Task goal = Spot each line in the records below where the word "танковой" occurs, then copy it.
_ _ _
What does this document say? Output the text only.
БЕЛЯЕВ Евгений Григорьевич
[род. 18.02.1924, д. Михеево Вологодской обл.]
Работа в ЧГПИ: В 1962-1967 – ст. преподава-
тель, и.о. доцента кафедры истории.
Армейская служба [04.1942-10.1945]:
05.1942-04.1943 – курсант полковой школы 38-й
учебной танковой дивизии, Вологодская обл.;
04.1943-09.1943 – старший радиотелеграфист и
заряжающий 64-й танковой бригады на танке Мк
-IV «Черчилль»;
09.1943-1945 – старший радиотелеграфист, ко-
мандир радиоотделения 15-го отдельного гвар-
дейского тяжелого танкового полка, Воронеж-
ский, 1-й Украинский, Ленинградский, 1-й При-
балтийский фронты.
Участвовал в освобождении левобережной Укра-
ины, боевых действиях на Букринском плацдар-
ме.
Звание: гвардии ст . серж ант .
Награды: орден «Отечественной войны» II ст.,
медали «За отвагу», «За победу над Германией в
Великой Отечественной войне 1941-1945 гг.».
_ _ _
Task result =
учебной танковой дивизии, Вологодская обл.;
заряжающий 64-й танковой бригады на танке Мк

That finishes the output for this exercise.